# To be done
Can you copy every line of the listing below, character for character, without changing anything?

[Dataset entries]

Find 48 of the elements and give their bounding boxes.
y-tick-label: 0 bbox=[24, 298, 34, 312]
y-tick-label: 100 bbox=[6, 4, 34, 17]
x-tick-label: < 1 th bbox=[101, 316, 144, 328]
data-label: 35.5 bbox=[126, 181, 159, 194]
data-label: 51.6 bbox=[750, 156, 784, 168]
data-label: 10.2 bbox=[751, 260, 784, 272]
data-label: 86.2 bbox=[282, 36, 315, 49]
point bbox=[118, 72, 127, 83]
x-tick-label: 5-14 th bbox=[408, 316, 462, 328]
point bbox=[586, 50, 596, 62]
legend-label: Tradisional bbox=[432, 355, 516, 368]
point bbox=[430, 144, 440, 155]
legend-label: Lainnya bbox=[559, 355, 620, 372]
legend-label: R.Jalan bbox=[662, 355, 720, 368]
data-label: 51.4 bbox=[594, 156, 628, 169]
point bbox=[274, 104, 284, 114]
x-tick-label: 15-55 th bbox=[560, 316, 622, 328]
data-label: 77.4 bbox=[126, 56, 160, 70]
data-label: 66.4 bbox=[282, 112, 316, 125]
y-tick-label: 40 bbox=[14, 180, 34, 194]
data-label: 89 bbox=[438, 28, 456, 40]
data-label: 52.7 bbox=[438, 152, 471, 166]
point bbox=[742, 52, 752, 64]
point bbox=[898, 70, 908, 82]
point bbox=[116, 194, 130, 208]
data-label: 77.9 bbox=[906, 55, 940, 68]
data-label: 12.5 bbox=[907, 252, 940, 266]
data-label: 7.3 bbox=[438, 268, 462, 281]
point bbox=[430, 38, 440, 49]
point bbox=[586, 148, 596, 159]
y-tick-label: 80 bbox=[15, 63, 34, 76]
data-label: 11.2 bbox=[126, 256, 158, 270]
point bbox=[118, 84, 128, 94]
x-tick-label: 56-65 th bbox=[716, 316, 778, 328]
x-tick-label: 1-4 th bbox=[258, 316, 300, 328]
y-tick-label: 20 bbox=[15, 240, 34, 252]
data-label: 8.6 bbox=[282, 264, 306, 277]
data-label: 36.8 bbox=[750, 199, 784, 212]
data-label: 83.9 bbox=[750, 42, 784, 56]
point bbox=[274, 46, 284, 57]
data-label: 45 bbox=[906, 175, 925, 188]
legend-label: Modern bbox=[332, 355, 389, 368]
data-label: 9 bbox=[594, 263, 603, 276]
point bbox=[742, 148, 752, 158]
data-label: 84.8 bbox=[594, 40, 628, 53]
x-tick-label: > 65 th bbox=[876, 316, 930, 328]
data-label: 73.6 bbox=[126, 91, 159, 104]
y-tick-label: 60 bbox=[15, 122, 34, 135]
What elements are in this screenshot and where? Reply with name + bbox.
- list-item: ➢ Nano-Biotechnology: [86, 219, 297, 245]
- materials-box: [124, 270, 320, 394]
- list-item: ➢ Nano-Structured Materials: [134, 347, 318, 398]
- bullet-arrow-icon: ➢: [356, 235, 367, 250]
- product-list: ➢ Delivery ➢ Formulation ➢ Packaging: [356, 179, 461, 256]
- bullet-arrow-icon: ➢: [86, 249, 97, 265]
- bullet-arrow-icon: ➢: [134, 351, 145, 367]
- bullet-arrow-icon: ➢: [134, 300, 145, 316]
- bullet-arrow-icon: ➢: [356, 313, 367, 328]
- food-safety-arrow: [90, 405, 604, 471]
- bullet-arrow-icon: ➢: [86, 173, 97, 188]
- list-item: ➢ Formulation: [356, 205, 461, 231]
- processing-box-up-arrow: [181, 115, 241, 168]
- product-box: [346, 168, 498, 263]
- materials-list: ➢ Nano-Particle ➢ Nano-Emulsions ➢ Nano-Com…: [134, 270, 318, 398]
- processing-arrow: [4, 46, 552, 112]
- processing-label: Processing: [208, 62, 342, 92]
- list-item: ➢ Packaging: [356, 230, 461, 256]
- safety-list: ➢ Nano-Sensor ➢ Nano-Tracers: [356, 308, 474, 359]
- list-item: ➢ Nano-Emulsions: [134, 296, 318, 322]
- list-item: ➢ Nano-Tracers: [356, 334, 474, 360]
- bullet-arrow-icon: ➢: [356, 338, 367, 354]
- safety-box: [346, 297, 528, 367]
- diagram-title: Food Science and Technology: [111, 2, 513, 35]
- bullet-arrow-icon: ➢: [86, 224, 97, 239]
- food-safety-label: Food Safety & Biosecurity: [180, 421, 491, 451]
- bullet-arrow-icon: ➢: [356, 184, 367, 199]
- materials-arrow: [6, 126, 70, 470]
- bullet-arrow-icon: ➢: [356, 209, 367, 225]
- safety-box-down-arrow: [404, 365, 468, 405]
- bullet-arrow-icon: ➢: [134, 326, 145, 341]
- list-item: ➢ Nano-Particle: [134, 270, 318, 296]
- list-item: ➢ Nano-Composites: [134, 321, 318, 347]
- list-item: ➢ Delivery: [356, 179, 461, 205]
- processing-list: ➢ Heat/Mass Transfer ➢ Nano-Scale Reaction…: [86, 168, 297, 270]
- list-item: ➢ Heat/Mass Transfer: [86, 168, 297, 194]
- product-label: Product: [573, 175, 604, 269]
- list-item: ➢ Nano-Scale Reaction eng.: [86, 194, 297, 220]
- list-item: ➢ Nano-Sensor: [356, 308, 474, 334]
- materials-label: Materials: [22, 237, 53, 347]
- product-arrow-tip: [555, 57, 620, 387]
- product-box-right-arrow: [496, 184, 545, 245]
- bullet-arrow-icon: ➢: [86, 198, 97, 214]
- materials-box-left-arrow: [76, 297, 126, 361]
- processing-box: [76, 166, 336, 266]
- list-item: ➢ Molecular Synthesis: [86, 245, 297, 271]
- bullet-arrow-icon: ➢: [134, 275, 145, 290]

# Solution to this problem
Find 48 of the elements and give their bounding boxes.
y-tick-label: 0 bbox=[24, 298, 34, 312]
y-tick-label: 100 bbox=[6, 4, 34, 17]
x-tick-label: < 1 th bbox=[101, 316, 144, 328]
data-label: 35.5 bbox=[126, 181, 159, 194]
data-label: 51.6 bbox=[750, 156, 784, 168]
data-label: 10.2 bbox=[751, 260, 784, 272]
data-label: 86.2 bbox=[282, 36, 315, 49]
point bbox=[118, 72, 127, 83]
x-tick-label: 5-14 th bbox=[408, 316, 462, 328]
point bbox=[586, 50, 596, 62]
legend-label: Tradisional bbox=[432, 355, 516, 368]
point bbox=[430, 144, 440, 155]
legend-label: Lainnya bbox=[559, 355, 620, 372]
legend-label: R.Jalan bbox=[662, 355, 720, 368]
data-label: 51.4 bbox=[594, 156, 628, 169]
point bbox=[274, 104, 284, 114]
x-tick-label: 15-55 th bbox=[560, 316, 622, 328]
data-label: 77.4 bbox=[126, 56, 160, 70]
data-label: 66.4 bbox=[282, 112, 316, 125]
y-tick-label: 40 bbox=[14, 180, 34, 194]
data-label: 89 bbox=[438, 28, 456, 40]
data-label: 52.7 bbox=[438, 152, 471, 166]
point bbox=[742, 52, 752, 64]
point bbox=[898, 70, 908, 82]
point bbox=[116, 194, 130, 208]
data-label: 77.9 bbox=[906, 55, 940, 68]
data-label: 12.5 bbox=[907, 252, 940, 266]
data-label: 7.3 bbox=[438, 268, 462, 281]
point bbox=[430, 38, 440, 49]
point bbox=[586, 148, 596, 159]
y-tick-label: 80 bbox=[15, 63, 34, 76]
data-label: 11.2 bbox=[126, 256, 158, 270]
point bbox=[118, 84, 128, 94]
x-tick-label: 56-65 th bbox=[716, 316, 778, 328]
x-tick-label: 1-4 th bbox=[258, 316, 300, 328]
y-tick-label: 20 bbox=[15, 240, 34, 252]
data-label: 8.6 bbox=[282, 264, 306, 277]
data-label: 36.8 bbox=[750, 199, 784, 212]
data-label: 83.9 bbox=[750, 42, 784, 56]
point bbox=[274, 46, 284, 57]
data-label: 45 bbox=[906, 175, 925, 188]
legend-label: Modern bbox=[332, 355, 389, 368]
data-label: 9 bbox=[594, 263, 603, 276]
point bbox=[742, 148, 752, 158]
data-label: 84.8 bbox=[594, 40, 628, 53]
x-tick-label: > 65 th bbox=[876, 316, 930, 328]
data-label: 73.6 bbox=[126, 91, 159, 104]
y-tick-label: 60 bbox=[15, 122, 34, 135]
What elements are in this screenshot and where? Reply with name + bbox.
- list-item: ➢ Nano-Biotechnology: [86, 219, 297, 245]
- materials-box: [124, 270, 320, 394]
- list-item: ➢ Nano-Structured Materials: [134, 347, 318, 398]
- bullet-arrow-icon: ➢: [356, 235, 367, 250]
- product-list: ➢ Delivery ➢ Formulation ➢ Packaging: [356, 179, 461, 256]
- bullet-arrow-icon: ➢: [86, 249, 97, 265]
- bullet-arrow-icon: ➢: [134, 351, 145, 367]
- bullet-arrow-icon: ➢: [134, 300, 145, 316]
- bullet-arrow-icon: ➢: [356, 313, 367, 328]
- food-safety-arrow: [90, 405, 604, 471]
- bullet-arrow-icon: ➢: [86, 173, 97, 188]
- list-item: ➢ Formulation: [356, 205, 461, 231]
- processing-box-up-arrow: [181, 115, 241, 168]
- product-box: [346, 168, 498, 263]
- materials-list: ➢ Nano-Particle ➢ Nano-Emulsions ➢ Nano-Com…: [134, 270, 318, 398]
- processing-arrow: [4, 46, 552, 112]
- processing-label: Processing: [208, 62, 342, 92]
- list-item: ➢ Packaging: [356, 230, 461, 256]
- safety-list: ➢ Nano-Sensor ➢ Nano-Tracers: [356, 308, 474, 359]
- list-item: ➢ Nano-Emulsions: [134, 296, 318, 322]
- list-item: ➢ Nano-Tracers: [356, 334, 474, 360]
- bullet-arrow-icon: ➢: [356, 338, 367, 354]
- safety-box: [346, 297, 528, 367]
- diagram-title: Food Science and Technology: [111, 2, 513, 35]
- bullet-arrow-icon: ➢: [86, 224, 97, 239]
- food-safety-label: Food Safety & Biosecurity: [180, 421, 491, 451]
- bullet-arrow-icon: ➢: [356, 184, 367, 199]
- materials-arrow: [6, 126, 70, 470]
- bullet-arrow-icon: ➢: [356, 209, 367, 225]
- safety-box-down-arrow: [404, 365, 468, 405]
- bullet-arrow-icon: ➢: [134, 326, 145, 341]
- list-item: ➢ Nano-Particle: [134, 270, 318, 296]
- list-item: ➢ Nano-Composites: [134, 321, 318, 347]
- list-item: ➢ Delivery: [356, 179, 461, 205]
- processing-list: ➢ Heat/Mass Transfer ➢ Nano-Scale Reaction…: [86, 168, 297, 270]
- list-item: ➢ Heat/Mass Transfer: [86, 168, 297, 194]
- product-label: Product: [573, 175, 604, 269]
- list-item: ➢ Nano-Scale Reaction eng.: [86, 194, 297, 220]
- list-item: ➢ Nano-Sensor: [356, 308, 474, 334]
- materials-label: Materials: [22, 237, 53, 347]
- product-arrow-tip: [555, 57, 620, 387]
- product-box-right-arrow: [496, 184, 545, 245]
- bullet-arrow-icon: ➢: [86, 198, 97, 214]
- materials-box-left-arrow: [76, 297, 126, 361]
- processing-box: [76, 166, 336, 266]
- list-item: ➢ Molecular Synthesis: [86, 245, 297, 271]
- bullet-arrow-icon: ➢: [134, 275, 145, 290]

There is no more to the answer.